> [Request] Note each line where "Wind" appears, and copy it.

> [Data to use]
————
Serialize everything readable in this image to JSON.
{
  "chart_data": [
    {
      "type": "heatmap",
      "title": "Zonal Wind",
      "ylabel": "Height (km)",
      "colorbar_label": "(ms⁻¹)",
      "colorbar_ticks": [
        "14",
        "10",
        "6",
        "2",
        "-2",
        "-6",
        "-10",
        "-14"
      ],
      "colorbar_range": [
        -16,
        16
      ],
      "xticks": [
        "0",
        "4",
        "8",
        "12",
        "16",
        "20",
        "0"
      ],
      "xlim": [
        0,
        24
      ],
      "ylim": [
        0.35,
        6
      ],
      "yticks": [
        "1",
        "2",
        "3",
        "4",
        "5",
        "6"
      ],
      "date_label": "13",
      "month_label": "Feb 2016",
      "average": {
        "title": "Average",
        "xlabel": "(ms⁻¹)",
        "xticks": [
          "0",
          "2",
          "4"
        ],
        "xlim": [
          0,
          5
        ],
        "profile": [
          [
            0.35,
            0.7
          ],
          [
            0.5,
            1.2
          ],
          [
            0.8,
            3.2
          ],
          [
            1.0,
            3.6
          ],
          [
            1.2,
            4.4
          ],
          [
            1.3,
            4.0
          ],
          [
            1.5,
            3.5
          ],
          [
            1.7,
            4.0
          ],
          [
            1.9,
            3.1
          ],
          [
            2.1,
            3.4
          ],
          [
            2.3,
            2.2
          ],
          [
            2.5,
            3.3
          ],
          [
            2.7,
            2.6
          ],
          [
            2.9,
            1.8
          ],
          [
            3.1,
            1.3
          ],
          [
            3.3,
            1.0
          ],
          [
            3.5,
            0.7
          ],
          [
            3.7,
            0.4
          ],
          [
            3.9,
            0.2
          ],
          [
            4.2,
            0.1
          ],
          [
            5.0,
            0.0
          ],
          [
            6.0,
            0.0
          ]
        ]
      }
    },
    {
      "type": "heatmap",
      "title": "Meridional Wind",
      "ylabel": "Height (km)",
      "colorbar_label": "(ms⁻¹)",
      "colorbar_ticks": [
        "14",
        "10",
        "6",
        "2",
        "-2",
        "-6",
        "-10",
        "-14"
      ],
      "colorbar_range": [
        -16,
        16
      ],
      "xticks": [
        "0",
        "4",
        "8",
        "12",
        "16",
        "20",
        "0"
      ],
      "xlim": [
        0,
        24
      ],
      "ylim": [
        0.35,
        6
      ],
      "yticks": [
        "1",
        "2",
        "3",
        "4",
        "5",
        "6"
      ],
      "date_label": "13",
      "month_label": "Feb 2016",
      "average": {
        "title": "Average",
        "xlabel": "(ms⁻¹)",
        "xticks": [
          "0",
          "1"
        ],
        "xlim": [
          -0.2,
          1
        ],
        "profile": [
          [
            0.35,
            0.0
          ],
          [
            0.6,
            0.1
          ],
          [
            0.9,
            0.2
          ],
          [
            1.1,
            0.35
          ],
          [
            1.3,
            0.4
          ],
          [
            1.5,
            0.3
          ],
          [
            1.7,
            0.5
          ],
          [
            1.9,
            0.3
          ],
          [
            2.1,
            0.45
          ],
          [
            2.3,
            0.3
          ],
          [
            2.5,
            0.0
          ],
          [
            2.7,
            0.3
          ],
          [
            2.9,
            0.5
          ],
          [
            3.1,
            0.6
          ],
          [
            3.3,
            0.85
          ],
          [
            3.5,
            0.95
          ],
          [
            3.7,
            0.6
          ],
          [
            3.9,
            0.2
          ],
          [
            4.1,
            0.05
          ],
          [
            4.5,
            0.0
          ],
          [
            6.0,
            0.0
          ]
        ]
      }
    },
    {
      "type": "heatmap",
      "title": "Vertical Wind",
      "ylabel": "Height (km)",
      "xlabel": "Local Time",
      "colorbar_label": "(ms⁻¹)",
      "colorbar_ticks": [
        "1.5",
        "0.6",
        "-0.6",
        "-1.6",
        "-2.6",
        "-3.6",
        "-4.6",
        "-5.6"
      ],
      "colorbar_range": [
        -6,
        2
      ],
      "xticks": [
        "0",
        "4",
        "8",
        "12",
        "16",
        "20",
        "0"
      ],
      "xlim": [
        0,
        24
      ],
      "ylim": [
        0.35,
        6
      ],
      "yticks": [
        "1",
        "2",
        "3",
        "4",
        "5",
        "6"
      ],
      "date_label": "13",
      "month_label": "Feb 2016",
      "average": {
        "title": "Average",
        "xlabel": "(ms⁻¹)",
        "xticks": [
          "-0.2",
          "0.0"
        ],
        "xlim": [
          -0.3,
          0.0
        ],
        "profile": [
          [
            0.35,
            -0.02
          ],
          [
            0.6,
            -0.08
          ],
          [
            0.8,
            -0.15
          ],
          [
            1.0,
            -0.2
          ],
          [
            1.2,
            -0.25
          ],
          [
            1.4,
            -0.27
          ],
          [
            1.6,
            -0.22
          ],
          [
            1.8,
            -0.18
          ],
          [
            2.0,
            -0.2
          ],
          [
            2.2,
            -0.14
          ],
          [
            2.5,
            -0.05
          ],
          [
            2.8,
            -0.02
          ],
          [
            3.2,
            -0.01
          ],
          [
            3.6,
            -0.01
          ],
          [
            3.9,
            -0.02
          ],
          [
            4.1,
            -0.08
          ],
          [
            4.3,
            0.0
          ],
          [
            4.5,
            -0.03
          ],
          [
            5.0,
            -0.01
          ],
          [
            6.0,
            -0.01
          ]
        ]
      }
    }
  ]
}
————
> [Solution to the problem]
      "title": "Zonal Wind",
      "title": "Meridional Wind",
      "title": "Vertical Wind",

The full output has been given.